WHAT TO DO:
Pictures do not belong in your copy. Repeat all the other data exactly.

DATA SUPPLIED:

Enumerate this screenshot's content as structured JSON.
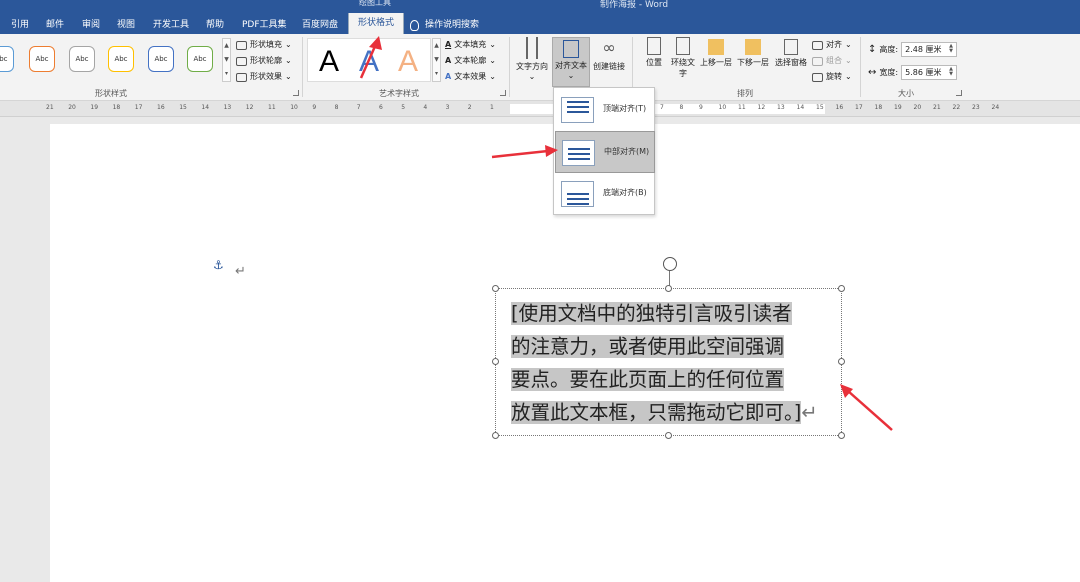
{
  "titlebar": {
    "context_label": "绘图工具",
    "doc_title": "制作海报 - Word"
  },
  "tabs": [
    "引用",
    "邮件",
    "审阅",
    "视图",
    "开发工具",
    "帮助",
    "PDF工具集",
    "百度网盘",
    "形状格式"
  ],
  "active_tab": "形状格式",
  "tell_me": "操作说明搜索",
  "shape_styles": {
    "swatch_text": "Abc",
    "swatch_colors": [
      "#5b9bd5",
      "#ed7d31",
      "#a5a5a5",
      "#ffc000",
      "#4472c4",
      "#70ad47"
    ],
    "fill": "形状填充",
    "outline": "形状轮廓",
    "effects": "形状效果",
    "group_label": "形状样式"
  },
  "wordart": {
    "letter": "A",
    "text_fill": "文本填充",
    "text_outline": "文本轮廓",
    "text_effects": "文本效果",
    "group_label": "艺术字样式"
  },
  "text_group": {
    "direction": "文字方向",
    "align_text": "对齐文本",
    "create_link": "创建链接"
  },
  "arrange": {
    "position": "位置",
    "wrap_text": "环绕文字",
    "bring_forward": "上移一层",
    "send_backward": "下移一层",
    "selection_pane": "选择窗格",
    "align": "对齐",
    "group": "组合",
    "rotate": "旋转",
    "group_label": "排列"
  },
  "size": {
    "height_label": "高度:",
    "height_value": "2.48 厘米",
    "width_label": "宽度:",
    "width_value": "5.86 厘米",
    "group_label": "大小"
  },
  "dropdown": {
    "items": [
      "顶端对齐(T)",
      "中部对齐(M)",
      "底端对齐(B)"
    ],
    "selected_index": 1
  },
  "ruler": {
    "left_labels": [
      "21",
      "20",
      "19",
      "18",
      "17",
      "16",
      "15",
      "14",
      "13",
      "12",
      "11",
      "10",
      "9",
      "8",
      "7",
      "6",
      "5",
      "4",
      "3",
      "2",
      "1"
    ],
    "right_labels": [
      "7",
      "8",
      "9",
      "10",
      "11",
      "12",
      "13",
      "14",
      "15",
      "16",
      "17",
      "18",
      "19",
      "20",
      "21",
      "22",
      "23",
      "24"
    ]
  },
  "document": {
    "textbox_text": "[使用文档中的独特引言吸引读者的注意力，或者使用此空间强调要点。要在此页面上的任何位置放置此文本框，只需拖动它即可。]",
    "textbox_lines": [
      "[使用文档中的独特引言吸引读者",
      "的注意力，或者使用此空间强调",
      "要点。要在此页面上的任何位置",
      "放置此文本框，只需拖动它即可。]"
    ],
    "para_mark": "↵",
    "anchor_icon": "⚓"
  },
  "annotation_color": "#e8303a"
}
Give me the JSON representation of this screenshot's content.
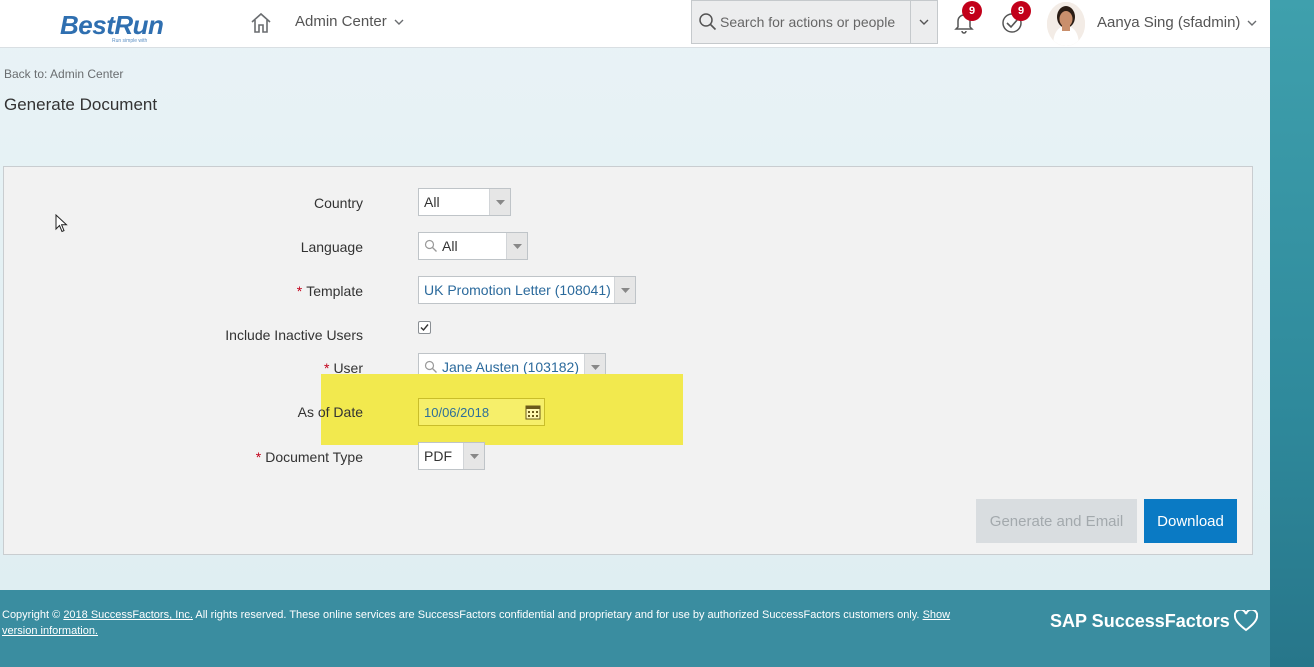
{
  "header": {
    "logo_text": "BestRun",
    "logo_tagline": "Run simple with",
    "nav_title": "Admin Center",
    "search_placeholder": "Search for actions or people",
    "notifications_count": "9",
    "todo_count": "9",
    "user_name": "Aanya Sing (sfadmin)"
  },
  "breadcrumb": {
    "back_link": "Back to: Admin Center"
  },
  "page": {
    "title": "Generate Document"
  },
  "form": {
    "country": {
      "label": "Country",
      "value": "All"
    },
    "language": {
      "label": "Language",
      "value": "All"
    },
    "template": {
      "label": "Template",
      "value": "UK Promotion Letter (108041)",
      "required": "*"
    },
    "include_inactive": {
      "label": "Include Inactive Users",
      "checked": true
    },
    "user": {
      "label": "User",
      "value": "Jane Austen (103182)",
      "required": "*"
    },
    "as_of_date": {
      "label": "As of Date",
      "value": "10/06/2018"
    },
    "document_type": {
      "label": "Document Type",
      "value": "PDF",
      "required": "*"
    }
  },
  "actions": {
    "generate_email": "Generate and Email",
    "download": "Download"
  },
  "footer": {
    "copyright_prefix": "Copyright ©",
    "copyright_link": "2018 SuccessFactors, Inc.",
    "copyright_body": "All rights reserved. These online services are SuccessFactors confidential and proprietary and for use by authorized SuccessFactors customers only.",
    "show_version": "Show version information.",
    "brand": "SAP SuccessFactors"
  },
  "colors": {
    "accent": "#0a7ac4",
    "highlight": "#f2e94e",
    "badge": "#c2001a",
    "footer_bg": "#3a8da0"
  }
}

RESULT BELOW:
Enumerate this screenshot's content as structured JSON.
{
  "titlebar": {
    "context_label": "绘图工具",
    "doc_title": "制作海报 - Word"
  },
  "tabs": [
    "引用",
    "邮件",
    "审阅",
    "视图",
    "开发工具",
    "帮助",
    "PDF工具集",
    "百度网盘",
    "形状格式"
  ],
  "active_tab": "形状格式",
  "tell_me": "操作说明搜索",
  "shape_styles": {
    "swatch_text": "Abc",
    "swatch_colors": [
      "#5b9bd5",
      "#ed7d31",
      "#a5a5a5",
      "#ffc000",
      "#4472c4",
      "#70ad47"
    ],
    "fill": "形状填充",
    "outline": "形状轮廓",
    "effects": "形状效果",
    "group_label": "形状样式"
  },
  "wordart": {
    "letter": "A",
    "text_fill": "文本填充",
    "text_outline": "文本轮廓",
    "text_effects": "文本效果",
    "group_label": "艺术字样式"
  },
  "text_group": {
    "direction": "文字方向",
    "align_text": "对齐文本",
    "create_link": "创建链接"
  },
  "arrange": {
    "position": "位置",
    "wrap_text": "环绕文字",
    "bring_forward": "上移一层",
    "send_backward": "下移一层",
    "selection_pane": "选择窗格",
    "align": "对齐",
    "group": "组合",
    "rotate": "旋转",
    "group_label": "排列"
  },
  "size": {
    "height_label": "高度:",
    "height_value": "2.48 厘米",
    "width_label": "宽度:",
    "width_value": "5.86 厘米",
    "group_label": "大小"
  },
  "dropdown": {
    "items": [
      "顶端对齐(T)",
      "中部对齐(M)",
      "底端对齐(B)"
    ],
    "selected_index": 1
  },
  "ruler": {
    "left_labels": [
      "21",
      "20",
      "19",
      "18",
      "17",
      "16",
      "15",
      "14",
      "13",
      "12",
      "11",
      "10",
      "9",
      "8",
      "7",
      "6",
      "5",
      "4",
      "3",
      "2",
      "1"
    ],
    "right_labels": [
      "7",
      "8",
      "9",
      "10",
      "11",
      "12",
      "13",
      "14",
      "15",
      "16",
      "17",
      "18",
      "19",
      "20",
      "21",
      "22",
      "23",
      "24"
    ]
  },
  "document": {
    "textbox_text": "[使用文档中的独特引言吸引读者的注意力，或者使用此空间强调要点。要在此页面上的任何位置放置此文本框，只需拖动它即可。]",
    "textbox_lines": [
      "[使用文档中的独特引言吸引读者",
      "的注意力，或者使用此空间强调",
      "要点。要在此页面上的任何位置",
      "放置此文本框，只需拖动它即可。]"
    ],
    "para_mark": "↵",
    "anchor_icon": "⚓"
  },
  "annotation_color": "#e8303a"
}
Give me the JSON representation of this screenshot's content.
{
  "header": {
    "logo_text": "BestRun",
    "logo_tagline": "Run simple with",
    "nav_title": "Admin Center",
    "search_placeholder": "Search for actions or people",
    "notifications_count": "9",
    "todo_count": "9",
    "user_name": "Aanya Sing (sfadmin)"
  },
  "breadcrumb": {
    "back_link": "Back to: Admin Center"
  },
  "page": {
    "title": "Generate Document"
  },
  "form": {
    "country": {
      "label": "Country",
      "value": "All"
    },
    "language": {
      "label": "Language",
      "value": "All"
    },
    "template": {
      "label": "Template",
      "value": "UK Promotion Letter (108041)",
      "required": "*"
    },
    "include_inactive": {
      "label": "Include Inactive Users",
      "checked": true
    },
    "user": {
      "label": "User",
      "value": "Jane Austen (103182)",
      "required": "*"
    },
    "as_of_date": {
      "label": "As of Date",
      "value": "10/06/2018"
    },
    "document_type": {
      "label": "Document Type",
      "value": "PDF",
      "required": "*"
    }
  },
  "actions": {
    "generate_email": "Generate and Email",
    "download": "Download"
  },
  "footer": {
    "copyright_prefix": "Copyright ©",
    "copyright_link": "2018 SuccessFactors, Inc.",
    "copyright_body": "All rights reserved. These online services are SuccessFactors confidential and proprietary and for use by authorized SuccessFactors customers only.",
    "show_version": "Show version information.",
    "brand": "SAP SuccessFactors"
  },
  "colors": {
    "accent": "#0a7ac4",
    "highlight": "#f2e94e",
    "badge": "#c2001a",
    "footer_bg": "#3a8da0"
  }
}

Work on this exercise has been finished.